### SELECTED EXCERPT
╭──

First up, the first person i should really thank is my mother.
thank you for withstanding all the pain and suffering 21 years ago.
thank you for having felt all the fear, anxiety, happiness, moodswing and all kinds of things pregnant women felt during their first pregnancy, and trying your best to make sure that i will be good and well when i was born.
thank you for taking care of us, doing all the housework in the house and never really made me do any when i was young.
thank you for cooking or buying me food, thank you for doing so many things for me and making me quite quite spoiled.
thank you for trying to understand me even though it might not work out in the end.
thank you for just standing behind me (literally) when i was crying through rough patches in my first relationship and watching and it reminded me that there is someone who loves me no matter what despite i hated letting you see me cry and worrying you.
thank you for trying to advise us and even your paranoia in almost everything, showing us that you care
thank you for trying to give me your very best and wanting to give me more beyond your capabilities.
thank you for helping me learn what to do and what not to do as a mother, so that i am confident in being a mother in the future.



Thank you, dad, the person who is always there, silently and quietly watching out for me.
thank you for picking me up whenever you are free when i call you up impromptu-ly.
thank you for trying to talk me out of things and let me know that for some things which i thought to be very serious and grave are actually okay and not as bad as i thought it to be.

╰──

### TASK 1
Please rewrite the records with "article-description" changed to "article-summary" everywhere, leaving everything else the same and omitting the pictures.
The text and the records come from separate sources.

### DATA FOR THIS TASK
╭──

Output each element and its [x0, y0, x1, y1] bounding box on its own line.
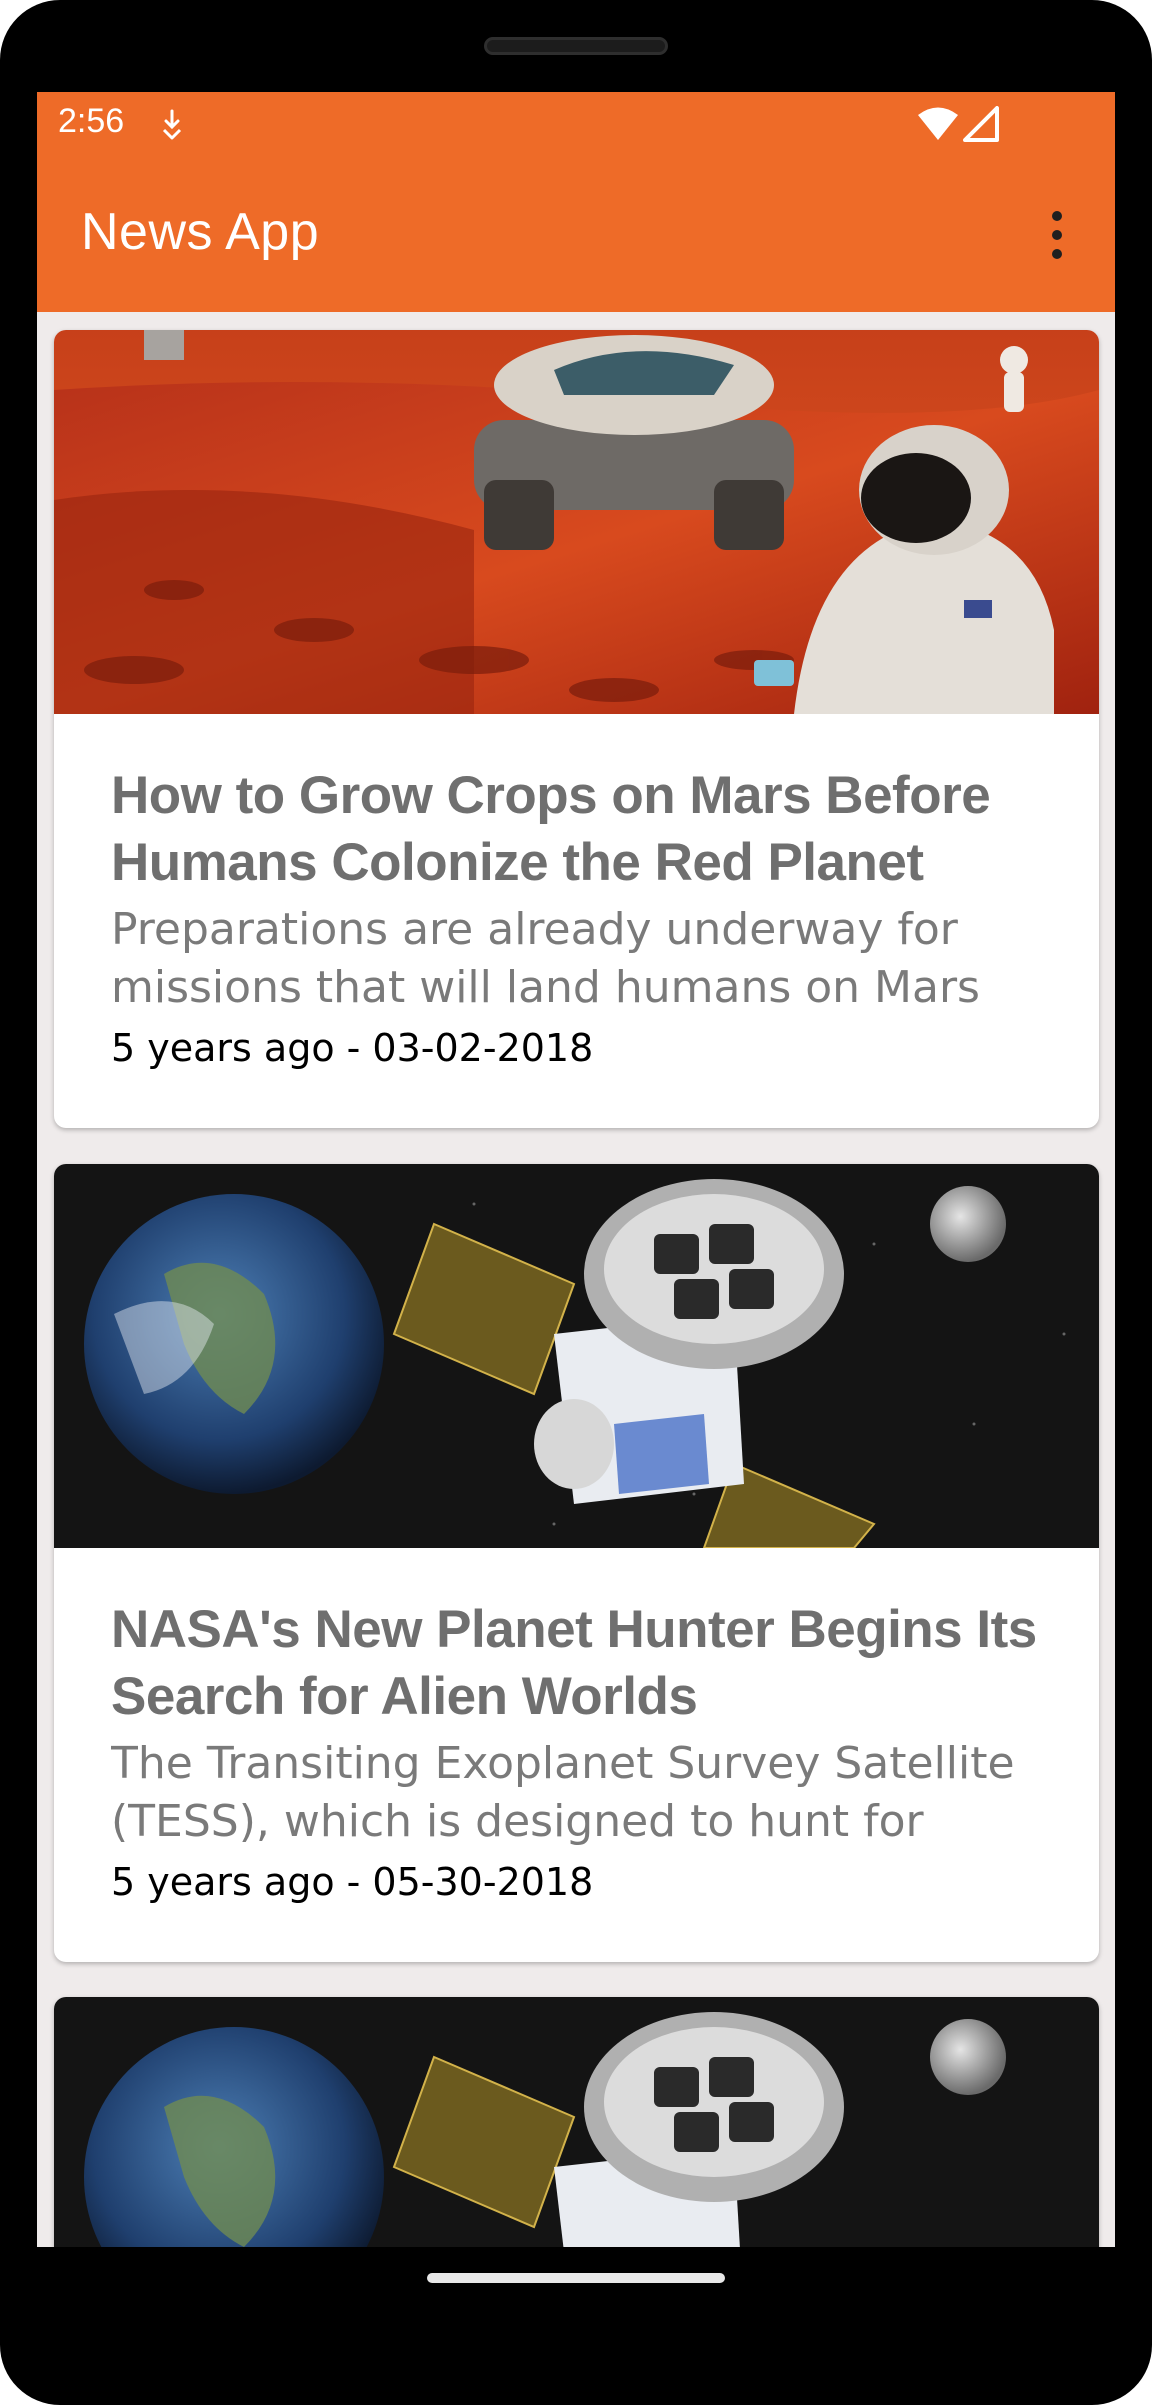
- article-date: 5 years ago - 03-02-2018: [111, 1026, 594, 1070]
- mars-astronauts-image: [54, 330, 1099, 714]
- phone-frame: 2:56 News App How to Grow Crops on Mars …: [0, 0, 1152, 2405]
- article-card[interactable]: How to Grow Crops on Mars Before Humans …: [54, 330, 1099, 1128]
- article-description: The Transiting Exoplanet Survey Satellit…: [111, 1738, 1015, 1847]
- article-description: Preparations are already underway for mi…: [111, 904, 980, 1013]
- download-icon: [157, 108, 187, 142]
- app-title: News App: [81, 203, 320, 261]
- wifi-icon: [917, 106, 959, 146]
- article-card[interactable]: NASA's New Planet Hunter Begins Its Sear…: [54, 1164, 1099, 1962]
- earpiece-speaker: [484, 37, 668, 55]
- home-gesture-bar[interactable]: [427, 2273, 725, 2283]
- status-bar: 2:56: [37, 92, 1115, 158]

╰──

### TASK 2
In the thank-you text, what does the writer thank the dad for doing whenever he is free?

### ANSWER 1
Output each element and its [x0, y0, x1, y1] bounding box on its own line.
- article-date: 5 years ago - 03-02-2018: [111, 1026, 594, 1070]
- mars-astronauts-image: [54, 330, 1099, 714]
- phone-frame: 2:56 News App How to Grow Crops on Mars …: [0, 0, 1152, 2405]
- article-card[interactable]: How to Grow Crops on Mars Before Humans …: [54, 330, 1099, 1128]
- article-summary: The Transiting Exoplanet Survey Satellit…: [111, 1738, 1015, 1847]
- article-summary: Preparations are already underway for mi…: [111, 904, 980, 1013]
- download-icon: [157, 108, 187, 142]
- app-title: News App: [81, 203, 320, 261]
- wifi-icon: [917, 106, 959, 146]
- article-card[interactable]: NASA's New Planet Hunter Begins Its Sear…: [54, 1164, 1099, 1962]
- earpiece-speaker: [484, 37, 668, 55]
- home-gesture-bar[interactable]: [427, 2273, 725, 2283]
- status-bar: 2:56: [37, 92, 1115, 158]

### ANSWER 2
Picking the writer up when the writer calls him up impromptu-ly.